> WHAT YOU ARE ASKED TO DO: All the data below goes into the copy word for word, but the pictures don't.

(Collection entries)
::::

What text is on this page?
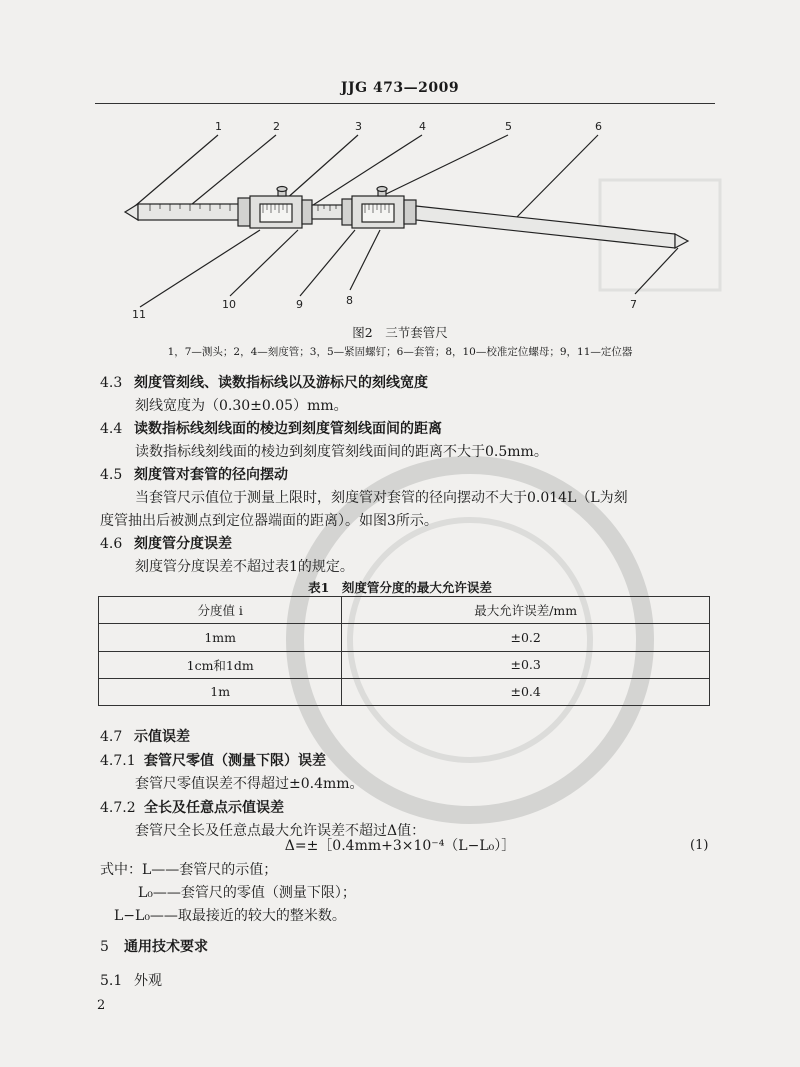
JJG 473—2009
1	2	3	4	5	6
7
8
9
10
11
图2　三节套管尺
1，7—测头；2，4—刻度管；3，5—紧固螺钉；6—套管；8，10—校准定位螺母；9，11—定位器
4.3 刻度管刻线、读数指标线以及游标尺的刻线宽度
刻线宽度为（0.30±0.05）mm。
4.4 读数指标线刻线面的棱边到刻度管刻线面间的距离
读数指标线刻线面的棱边到刻度管刻线面间的距离不大于0.5mm。
4.5 刻度管对套管的径向摆动
当套管尺示值位于测量上限时，刻度管对套管的径向摆动不大于0.014L（L为刻
度管抽出后被测点到定位器端面的距离）。如图3所示。
4.6 刻度管分度误差
刻度管分度误差不超过表1的规定。
表1　刻度管分度的最大允许误差
分度值 i	最大允许误差/mm
1mm	±0.2
1cm和1dm	±0.3
1m	±0.4
4.7 示值误差
4.7.1 套管尺零值（测量下限）误差
套管尺零值误差不得超过±0.4mm。
4.7.2 全长及任意点示值误差
套管尺全长及任意点最大允许误差不超过Δ值：
Δ=±［0.4mm+3×10⁻⁴（L−L₀）］	(1)
式中：L——套管尺的示值；
L₀——套管尺的零值（测量下限）；
L−L₀——取最接近的较大的整米数。
5 通用技术要求
5.1 外观
2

::::

> SOLUTION TO THIS TASK:
What text is on this page?
JJG 473—2009
1	2	3	4	5	6
7
8
9
10
11
图2　三节套管尺
1，7—测头；2，4—刻度管；3，5—紧固螺钉；6—套管；8，10—校准定位螺母；9，11—定位器
4.3 刻度管刻线、读数指标线以及游标尺的刻线宽度
刻线宽度为（0.30±0.05）mm。
4.4 读数指标线刻线面的棱边到刻度管刻线面间的距离
读数指标线刻线面的棱边到刻度管刻线面间的距离不大于0.5mm。
4.5 刻度管对套管的径向摆动
当套管尺示值位于测量上限时，刻度管对套管的径向摆动不大于0.014L（L为刻
度管抽出后被测点到定位器端面的距离）。如图3所示。
4.6 刻度管分度误差
刻度管分度误差不超过表1的规定。
表1　刻度管分度的最大允许误差
分度值 i	最大允许误差/mm
1mm	±0.2
1cm和1dm	±0.3
1m	±0.4
4.7 示值误差
4.7.1 套管尺零值（测量下限）误差
套管尺零值误差不得超过±0.4mm。
4.7.2 全长及任意点示值误差
套管尺全长及任意点最大允许误差不超过Δ值：
Δ=±［0.4mm+3×10⁻⁴（L−L₀）］	(1)
式中：L——套管尺的示值；
L₀——套管尺的零值（测量下限）；
L−L₀——取最接近的较大的整米数。
5 通用技术要求
5.1 外观
2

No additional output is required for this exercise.